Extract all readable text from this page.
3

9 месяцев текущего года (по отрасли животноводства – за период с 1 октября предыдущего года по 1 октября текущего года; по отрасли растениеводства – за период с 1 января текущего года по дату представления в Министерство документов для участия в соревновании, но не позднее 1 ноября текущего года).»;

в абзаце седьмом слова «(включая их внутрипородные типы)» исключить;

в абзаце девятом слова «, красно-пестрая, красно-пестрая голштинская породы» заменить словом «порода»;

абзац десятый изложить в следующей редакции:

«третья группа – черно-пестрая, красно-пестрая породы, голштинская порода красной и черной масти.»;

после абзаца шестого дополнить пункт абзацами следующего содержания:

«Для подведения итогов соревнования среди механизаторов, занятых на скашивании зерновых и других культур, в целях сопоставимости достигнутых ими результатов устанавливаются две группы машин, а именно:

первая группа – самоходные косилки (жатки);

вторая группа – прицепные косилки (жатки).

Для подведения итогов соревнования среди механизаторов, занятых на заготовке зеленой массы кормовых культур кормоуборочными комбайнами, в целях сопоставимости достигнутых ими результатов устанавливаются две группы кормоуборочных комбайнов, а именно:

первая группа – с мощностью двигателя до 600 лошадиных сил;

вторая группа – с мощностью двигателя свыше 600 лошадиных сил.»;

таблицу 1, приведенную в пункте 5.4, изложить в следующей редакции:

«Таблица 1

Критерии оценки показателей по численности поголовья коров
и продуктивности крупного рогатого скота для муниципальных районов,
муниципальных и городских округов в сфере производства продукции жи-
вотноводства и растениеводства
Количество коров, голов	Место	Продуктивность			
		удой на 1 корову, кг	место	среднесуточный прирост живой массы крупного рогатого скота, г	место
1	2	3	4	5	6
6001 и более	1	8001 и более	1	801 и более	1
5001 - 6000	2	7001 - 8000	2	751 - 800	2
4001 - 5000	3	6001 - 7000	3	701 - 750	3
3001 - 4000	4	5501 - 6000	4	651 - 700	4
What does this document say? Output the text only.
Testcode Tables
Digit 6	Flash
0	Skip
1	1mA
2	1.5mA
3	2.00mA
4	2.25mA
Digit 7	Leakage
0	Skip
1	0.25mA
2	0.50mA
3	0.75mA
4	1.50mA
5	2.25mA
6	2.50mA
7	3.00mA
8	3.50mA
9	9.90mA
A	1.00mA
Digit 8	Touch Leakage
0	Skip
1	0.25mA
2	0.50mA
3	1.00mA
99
***
# Problem
Print every record above exactly as written.

# Reply
Extract all readable text from this page.
3

9 месяцев текущего года (по отрасли животноводства – за период с 1 октября предыдущего года по 1 октября текущего года; по отрасли растениеводства – за период с 1 января текущего года по дату представления в Министерство документов для участия в соревновании, но не позднее 1 ноября текущего года).»;

в абзаце седьмом слова «(включая их внутрипородные типы)» исключить;

в абзаце девятом слова «, красно-пестрая, красно-пестрая голштинская породы» заменить словом «порода»;

абзац десятый изложить в следующей редакции:

«третья группа – черно-пестрая, красно-пестрая породы, голштинская порода красной и черной масти.»;

после абзаца шестого дополнить пункт абзацами следующего содержания:

«Для подведения итогов соревнования среди механизаторов, занятых на скашивании зерновых и других культур, в целях сопоставимости достигнутых ими результатов устанавливаются две группы машин, а именно:

первая группа – самоходные косилки (жатки);

вторая группа – прицепные косилки (жатки).

Для подведения итогов соревнования среди механизаторов, занятых на заготовке зеленой массы кормовых культур кормоуборочными комбайнами, в целях сопоставимости достигнутых ими результатов устанавливаются две группы кормоуборочных комбайнов, а именно:

первая группа – с мощностью двигателя до 600 лошадиных сил;

вторая группа – с мощностью двигателя свыше 600 лошадиных сил.»;

таблицу 1, приведенную в пункте 5.4, изложить в следующей редакции:

«Таблица 1

Критерии оценки показателей по численности поголовья коров
и продуктивности крупного рогатого скота для муниципальных районов,
муниципальных и городских округов в сфере производства продукции жи-
вотноводства и растениеводства
Количество коров, голов	Место	Продуктивность			
		удой на 1 корову, кг	место	среднесуточный прирост живой массы крупного рогатого скота, г	место
1	2	3	4	5	6
6001 и более	1	8001 и более	1	801 и более	1
5001 - 6000	2	7001 - 8000	2	751 - 800	2
4001 - 5000	3	6001 - 7000	3	701 - 750	3
3001 - 4000	4	5501 - 6000	4	651 - 700	4
What does this document say? Output the text only.
Testcode Tables
Digit 6	Flash
0	Skip
1	1mA
2	1.5mA
3	2.00mA
4	2.25mA
Digit 7	Leakage
0	Skip
1	0.25mA
2	0.50mA
3	0.75mA
4	1.50mA
5	2.25mA
6	2.50mA
7	3.00mA
8	3.50mA
9	9.90mA
A	1.00mA
Digit 8	Touch Leakage
0	Skip
1	0.25mA
2	0.50mA
3	1.00mA
99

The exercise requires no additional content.